**ZADANIE DO WYKONANIA:** Przepisz dokładnie wiersze od tego, który zawiera „Patent image size: (943, 406).”, do tego, który zawiera „The connector receptacle 24R”, łącznie z obydwoma.

**LISTA WPISÓW:**
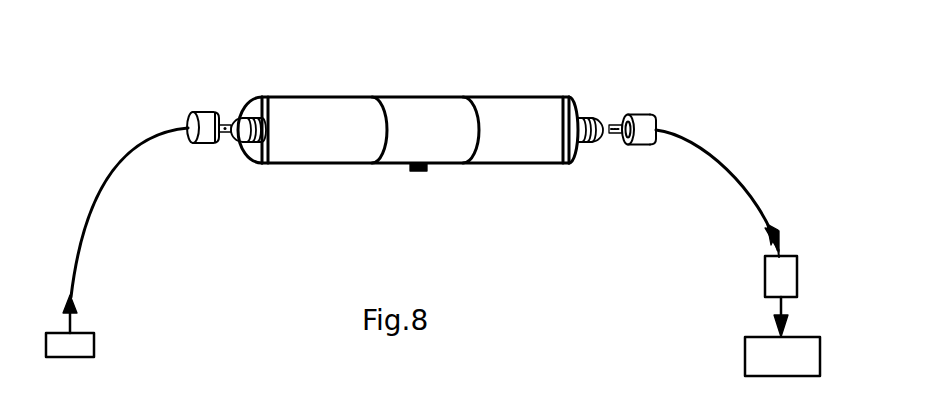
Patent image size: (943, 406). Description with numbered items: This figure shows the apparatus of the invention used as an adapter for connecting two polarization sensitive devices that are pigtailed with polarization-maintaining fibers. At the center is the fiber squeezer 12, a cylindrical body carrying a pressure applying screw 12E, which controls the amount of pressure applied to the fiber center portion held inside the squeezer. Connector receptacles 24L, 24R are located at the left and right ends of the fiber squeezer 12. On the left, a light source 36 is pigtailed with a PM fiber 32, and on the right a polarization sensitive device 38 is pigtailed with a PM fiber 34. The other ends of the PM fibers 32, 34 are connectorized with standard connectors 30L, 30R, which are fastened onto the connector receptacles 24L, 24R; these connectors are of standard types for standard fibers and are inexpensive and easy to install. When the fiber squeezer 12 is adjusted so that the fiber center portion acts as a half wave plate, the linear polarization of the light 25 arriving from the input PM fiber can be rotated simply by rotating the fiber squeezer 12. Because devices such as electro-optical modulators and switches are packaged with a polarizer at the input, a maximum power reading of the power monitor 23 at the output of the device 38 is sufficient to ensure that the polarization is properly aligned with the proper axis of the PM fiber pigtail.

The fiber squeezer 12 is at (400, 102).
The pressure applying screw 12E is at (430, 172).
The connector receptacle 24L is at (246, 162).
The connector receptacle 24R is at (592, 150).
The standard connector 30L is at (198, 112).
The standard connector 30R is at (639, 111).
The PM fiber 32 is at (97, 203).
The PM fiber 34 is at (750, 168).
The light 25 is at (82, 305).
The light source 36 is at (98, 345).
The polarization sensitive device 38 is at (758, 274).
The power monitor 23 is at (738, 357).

---

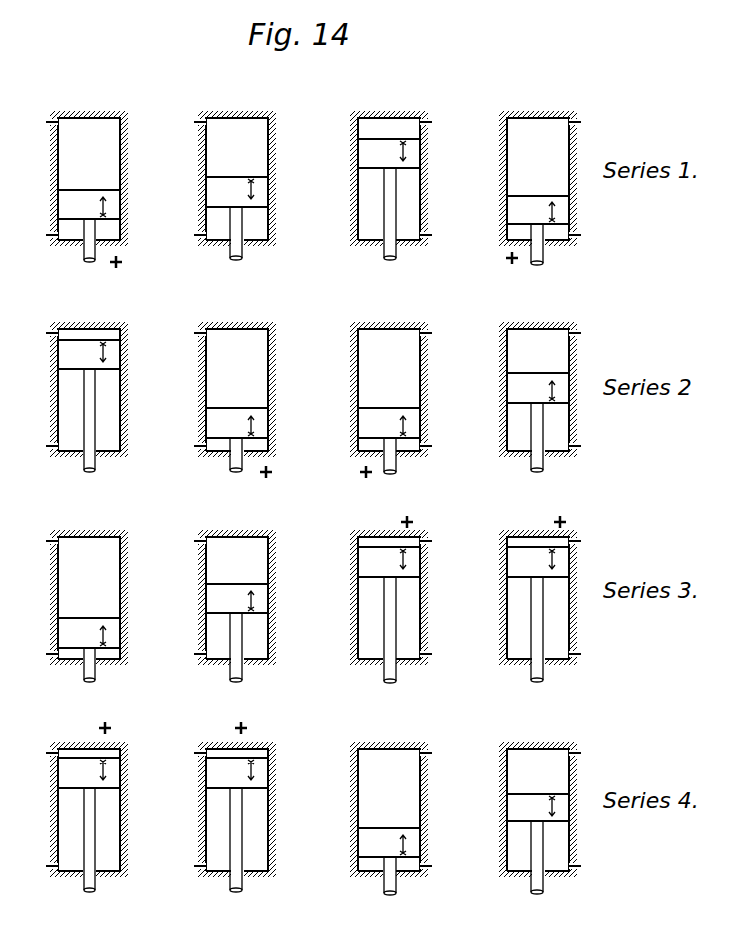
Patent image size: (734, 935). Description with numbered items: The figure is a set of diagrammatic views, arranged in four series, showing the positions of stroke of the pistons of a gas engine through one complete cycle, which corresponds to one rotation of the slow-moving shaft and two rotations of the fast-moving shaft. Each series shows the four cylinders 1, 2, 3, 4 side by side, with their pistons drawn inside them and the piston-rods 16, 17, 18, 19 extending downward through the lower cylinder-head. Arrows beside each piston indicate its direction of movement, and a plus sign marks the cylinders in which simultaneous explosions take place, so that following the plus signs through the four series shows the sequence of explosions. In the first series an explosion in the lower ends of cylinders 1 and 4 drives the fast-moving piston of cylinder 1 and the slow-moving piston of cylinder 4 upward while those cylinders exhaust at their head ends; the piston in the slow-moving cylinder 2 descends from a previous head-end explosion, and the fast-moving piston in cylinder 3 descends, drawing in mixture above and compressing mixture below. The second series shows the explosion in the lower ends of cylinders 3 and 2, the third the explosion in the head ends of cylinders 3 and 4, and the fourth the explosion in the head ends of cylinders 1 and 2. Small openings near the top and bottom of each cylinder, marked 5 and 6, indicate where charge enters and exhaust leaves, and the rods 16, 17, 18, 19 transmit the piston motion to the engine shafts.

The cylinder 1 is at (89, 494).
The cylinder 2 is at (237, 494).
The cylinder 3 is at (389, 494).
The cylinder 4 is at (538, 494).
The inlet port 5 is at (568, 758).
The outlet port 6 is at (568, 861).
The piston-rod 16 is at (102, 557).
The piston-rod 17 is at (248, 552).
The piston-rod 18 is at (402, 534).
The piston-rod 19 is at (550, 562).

**ROZWIĄZANIE ZADANIA:**
Patent image size: (943, 406). Description with numbered items: This figure shows the apparatus of the invention used as an adapter for connecting two polarization sensitive devices that are pigtailed with polarization-maintaining fibers. At the center is the fiber squeezer 12, a cylindrical body carrying a pressure applying screw 12E, which controls the amount of pressure applied to the fiber center portion held inside the squeezer. Connector receptacles 24L, 24R are located at the left and right ends of the fiber squeezer 12. On the left, a light source 36 is pigtailed with a PM fiber 32, and on the right a polarization sensitive device 38 is pigtailed with a PM fiber 34. The other ends of the PM fibers 32, 34 are connectorized with standard connectors 30L, 30R, which are fastened onto the connector receptacles 24L, 24R; these connectors are of standard types for standard fibers and are inexpensive and easy to install. When the fiber squeezer 12 is adjusted so that the fiber center portion acts as a half wave plate, the linear polarization of the light 25 arriving from the input PM fiber can be rotated simply by rotating the fiber squeezer 12. Because devices such as electro-optical modulators and switches are packaged with a polarizer at the input, a maximum power reading of the power monitor 23 at the output of the device 38 is sufficient to ensure that the polarization is properly aligned with the proper axis of the PM fiber pigtail.

The fiber squeezer 12 is at (400, 102).
The pressure applying screw 12E is at (430, 172).
The connector receptacle 24L is at (246, 162).
The connector receptacle 24R is at (592, 150).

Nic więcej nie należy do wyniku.